(Dataset rows)
************

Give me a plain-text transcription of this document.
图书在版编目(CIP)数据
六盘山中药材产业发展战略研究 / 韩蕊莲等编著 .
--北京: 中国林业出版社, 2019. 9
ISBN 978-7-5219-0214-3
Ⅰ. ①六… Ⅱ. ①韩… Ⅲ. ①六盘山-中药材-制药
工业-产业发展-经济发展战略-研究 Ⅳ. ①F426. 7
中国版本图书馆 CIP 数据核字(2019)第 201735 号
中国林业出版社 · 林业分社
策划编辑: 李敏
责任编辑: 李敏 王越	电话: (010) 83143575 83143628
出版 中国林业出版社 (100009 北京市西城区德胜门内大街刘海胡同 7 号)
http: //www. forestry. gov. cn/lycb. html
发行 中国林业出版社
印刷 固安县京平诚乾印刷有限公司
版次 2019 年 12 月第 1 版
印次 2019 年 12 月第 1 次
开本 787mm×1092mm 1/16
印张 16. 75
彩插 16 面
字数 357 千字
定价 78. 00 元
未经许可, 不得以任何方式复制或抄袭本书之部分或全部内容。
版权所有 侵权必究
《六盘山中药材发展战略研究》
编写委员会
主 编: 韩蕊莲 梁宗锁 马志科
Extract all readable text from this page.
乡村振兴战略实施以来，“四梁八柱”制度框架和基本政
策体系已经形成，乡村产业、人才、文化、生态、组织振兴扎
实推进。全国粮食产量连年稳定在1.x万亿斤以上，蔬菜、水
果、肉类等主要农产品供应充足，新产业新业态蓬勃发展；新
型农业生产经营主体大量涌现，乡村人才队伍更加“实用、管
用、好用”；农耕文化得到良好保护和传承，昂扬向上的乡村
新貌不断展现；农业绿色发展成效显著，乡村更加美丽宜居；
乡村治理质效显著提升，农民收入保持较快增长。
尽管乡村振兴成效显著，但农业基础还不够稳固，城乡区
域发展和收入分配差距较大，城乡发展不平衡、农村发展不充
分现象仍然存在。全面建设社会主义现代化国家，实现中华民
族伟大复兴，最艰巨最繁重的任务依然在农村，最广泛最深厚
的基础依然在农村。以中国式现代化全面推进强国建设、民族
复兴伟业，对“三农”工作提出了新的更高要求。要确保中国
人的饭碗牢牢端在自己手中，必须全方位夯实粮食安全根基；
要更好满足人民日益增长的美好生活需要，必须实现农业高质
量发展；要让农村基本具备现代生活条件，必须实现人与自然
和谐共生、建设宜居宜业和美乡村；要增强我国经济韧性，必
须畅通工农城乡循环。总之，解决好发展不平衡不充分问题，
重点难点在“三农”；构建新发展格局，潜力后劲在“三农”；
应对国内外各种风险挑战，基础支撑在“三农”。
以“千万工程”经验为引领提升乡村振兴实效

************

## Work to be completed
Print the material above once more, exactly.

## Solution below
Give me a plain-text transcription of this document.
图书在版编目(CIP)数据
六盘山中药材产业发展战略研究 / 韩蕊莲等编著 .
--北京: 中国林业出版社, 2019. 9
ISBN 978-7-5219-0214-3
Ⅰ. ①六… Ⅱ. ①韩… Ⅲ. ①六盘山-中药材-制药
工业-产业发展-经济发展战略-研究 Ⅳ. ①F426. 7
中国版本图书馆 CIP 数据核字(2019)第 201735 号
中国林业出版社 · 林业分社
策划编辑: 李敏
责任编辑: 李敏 王越	电话: (010) 83143575 83143628
出版 中国林业出版社 (100009 北京市西城区德胜门内大街刘海胡同 7 号)
http: //www. forestry. gov. cn/lycb. html
发行 中国林业出版社
印刷 固安县京平诚乾印刷有限公司
版次 2019 年 12 月第 1 版
印次 2019 年 12 月第 1 次
开本 787mm×1092mm 1/16
印张 16. 75
彩插 16 面
字数 357 千字
定价 78. 00 元
未经许可, 不得以任何方式复制或抄袭本书之部分或全部内容。
版权所有 侵权必究
《六盘山中药材发展战略研究》
编写委员会
主 编: 韩蕊莲 梁宗锁 马志科
Extract all readable text from this page.
乡村振兴战略实施以来，“四梁八柱”制度框架和基本政
策体系已经形成，乡村产业、人才、文化、生态、组织振兴扎
实推进。全国粮食产量连年稳定在1.x万亿斤以上，蔬菜、水
果、肉类等主要农产品供应充足，新产业新业态蓬勃发展；新
型农业生产经营主体大量涌现，乡村人才队伍更加“实用、管
用、好用”；农耕文化得到良好保护和传承，昂扬向上的乡村
新貌不断展现；农业绿色发展成效显著，乡村更加美丽宜居；
乡村治理质效显著提升，农民收入保持较快增长。
尽管乡村振兴成效显著，但农业基础还不够稳固，城乡区
域发展和收入分配差距较大，城乡发展不平衡、农村发展不充
分现象仍然存在。全面建设社会主义现代化国家，实现中华民
族伟大复兴，最艰巨最繁重的任务依然在农村，最广泛最深厚
的基础依然在农村。以中国式现代化全面推进强国建设、民族
复兴伟业，对“三农”工作提出了新的更高要求。要确保中国
人的饭碗牢牢端在自己手中，必须全方位夯实粮食安全根基；
要更好满足人民日益增长的美好生活需要，必须实现农业高质
量发展；要让农村基本具备现代生活条件，必须实现人与自然
和谐共生、建设宜居宜业和美乡村；要增强我国经济韧性，必
须畅通工农城乡循环。总之，解决好发展不平衡不充分问题，
重点难点在“三农”；构建新发展格局，潜力后劲在“三农”；
应对国内外各种风险挑战，基础支撑在“三农”。
以“千万工程”经验为引领提升乡村振兴实效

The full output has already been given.